- **REQUEST**: Copy every line in the records below that contains the word "with".

- **DATASET RECORDS**:

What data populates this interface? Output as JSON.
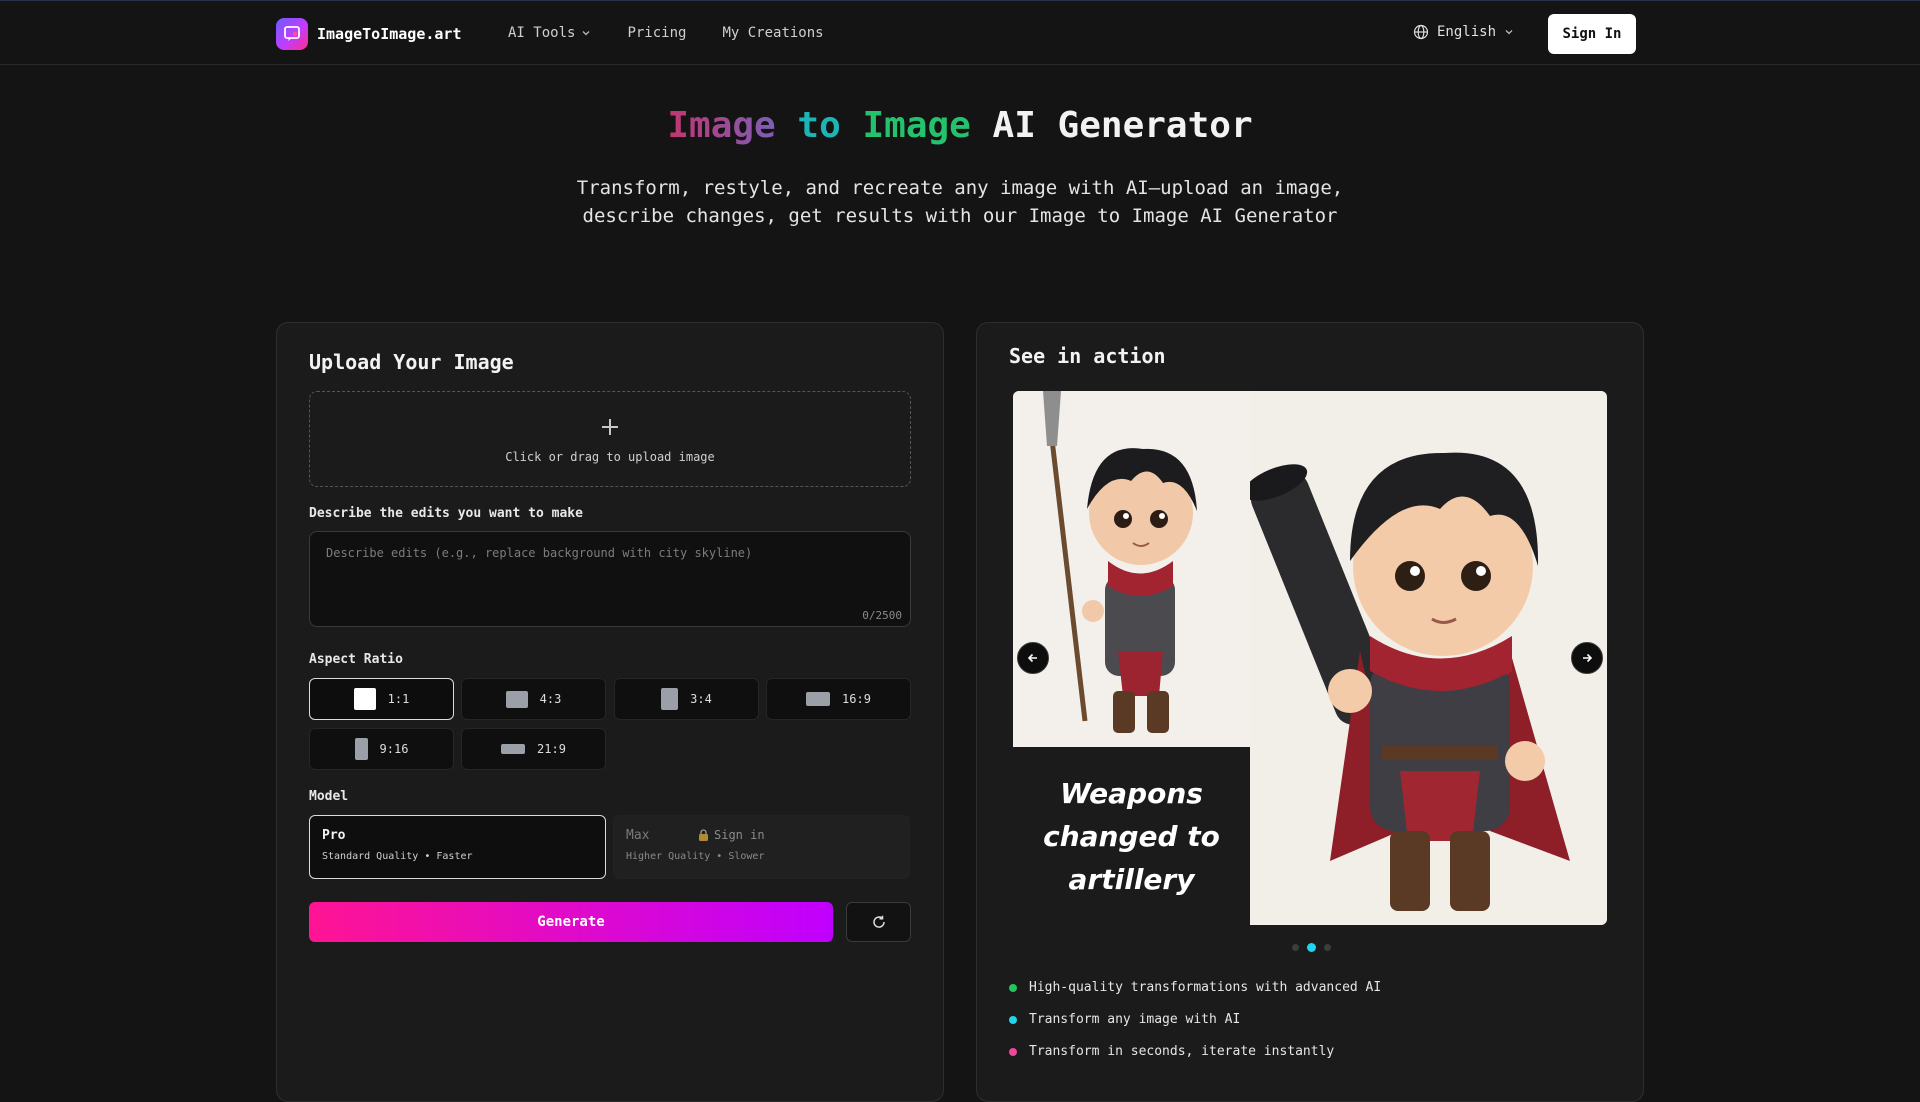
{
  "brand": {
    "name": "ImageToImage.art",
    "logo_icon": "chat-image-icon"
  },
  "nav": {
    "links": [
      {
        "label": "AI Tools",
        "has_dropdown": true
      },
      {
        "label": "Pricing",
        "has_dropdown": false
      },
      {
        "label": "My Creations",
        "has_dropdown": false
      }
    ],
    "language": "English",
    "sign_in": "Sign In"
  },
  "hero": {
    "title_part1": "Image",
    "title_part2": "to",
    "title_part3": "Image",
    "title_part4": "AI Generator",
    "subtitle": "Transform, restyle, and recreate any image with AI—upload an image, describe changes, get results with our Image to Image AI Generator"
  },
  "upload_panel": {
    "title": "Upload Your Image",
    "upload_hint": "Click or drag to upload image",
    "edits_label": "Describe the edits you want to make",
    "edits_placeholder": "Describe edits (e.g., replace background with city skyline)",
    "char_counter": "0/2500",
    "aspect_label": "Aspect Ratio",
    "aspect_ratios": [
      {
        "label": "1:1",
        "selected": true
      },
      {
        "label": "4:3",
        "selected": false
      },
      {
        "label": "3:4",
        "selected": false
      },
      {
        "label": "16:9",
        "selected": false
      },
      {
        "label": "9:16",
        "selected": false
      },
      {
        "label": "21:9",
        "selected": false
      }
    ],
    "model_label": "Model",
    "models": [
      {
        "name": "Pro",
        "desc": "Standard Quality • Faster",
        "selected": true,
        "locked": false
      },
      {
        "name": "Max",
        "desc": "Higher Quality • Slower",
        "selected": false,
        "locked": true,
        "lock_text": "Sign in"
      }
    ],
    "generate_label": "Generate"
  },
  "action_panel": {
    "title": "See in action",
    "caption": "Weapons changed to artillery",
    "carousel": {
      "slide_count": 3,
      "active_index": 1
    },
    "features": [
      {
        "text": "High-quality transformations with advanced AI",
        "color": "#22c55e"
      },
      {
        "text": "Transform any image with AI",
        "color": "#22d3ee"
      },
      {
        "text": "Transform in seconds, iterate instantly",
        "color": "#ec4899"
      }
    ]
  },
  "colors": {
    "background": "#141414",
    "panel": "#1b1b1b",
    "generate_gradient_start": "#ff1493",
    "generate_gradient_end": "#c000ff"
  }
}
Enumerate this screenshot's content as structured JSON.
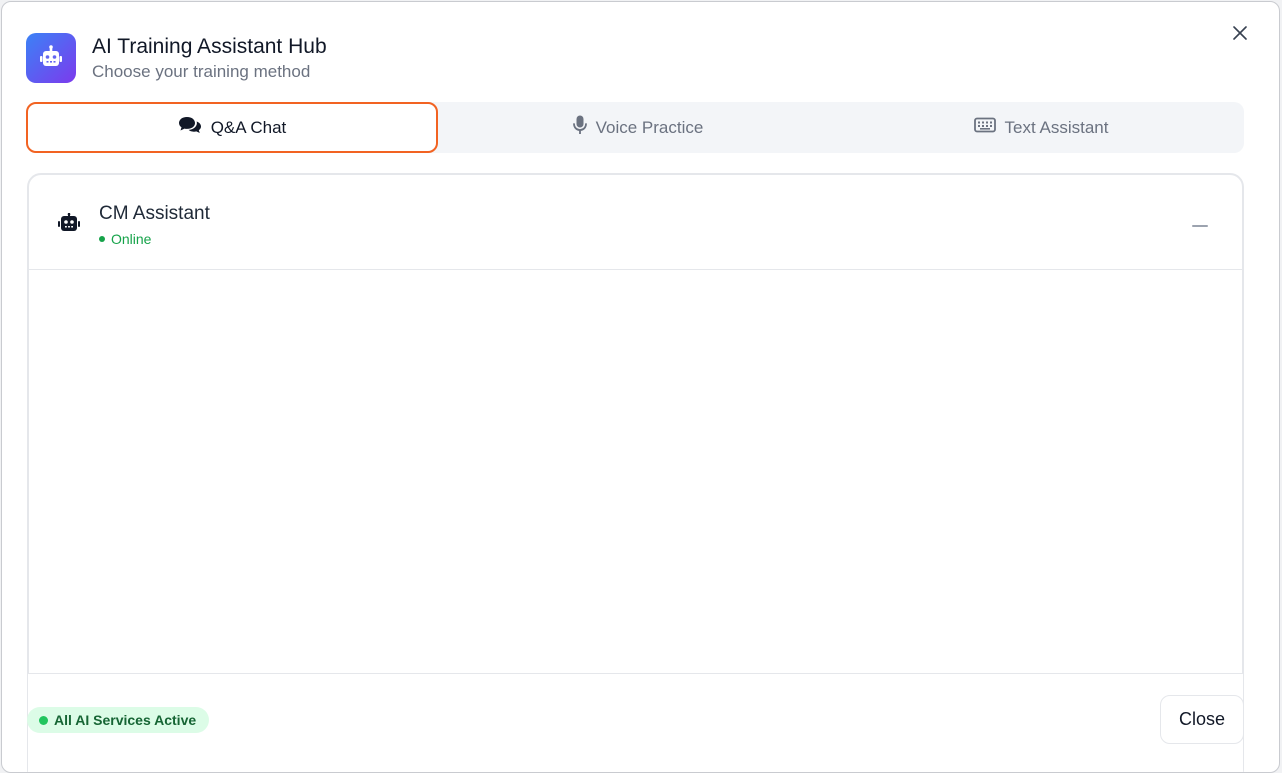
{
  "header": {
    "title": "AI Training Assistant Hub",
    "subtitle": "Choose your training method"
  },
  "tabs": [
    {
      "label": "Q&A Chat",
      "icon": "chat-bubbles-icon",
      "active": true
    },
    {
      "label": "Voice Practice",
      "icon": "microphone-icon",
      "active": false
    },
    {
      "label": "Text Assistant",
      "icon": "keyboard-icon",
      "active": false
    }
  ],
  "chat": {
    "assistant_name": "CM Assistant",
    "status": "Online"
  },
  "footer": {
    "services_status": "All AI Services Active",
    "close_label": "Close"
  },
  "colors": {
    "accent": "#f26322",
    "online": "#16a34a",
    "logo_gradient_start": "#3b82f6",
    "logo_gradient_end": "#7c3aed"
  }
}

- **THE ANSWER**:
    "subtitle": "Transform, restyle, and recreate any image with AI—upload an image, describe changes, get results with our Image to Image AI Generator"
    "edits_placeholder": "Describe edits (e.g., replace background with city skyline)",
        "text": "High-quality transformations with advanced AI",
        "text": "Transform any image with AI",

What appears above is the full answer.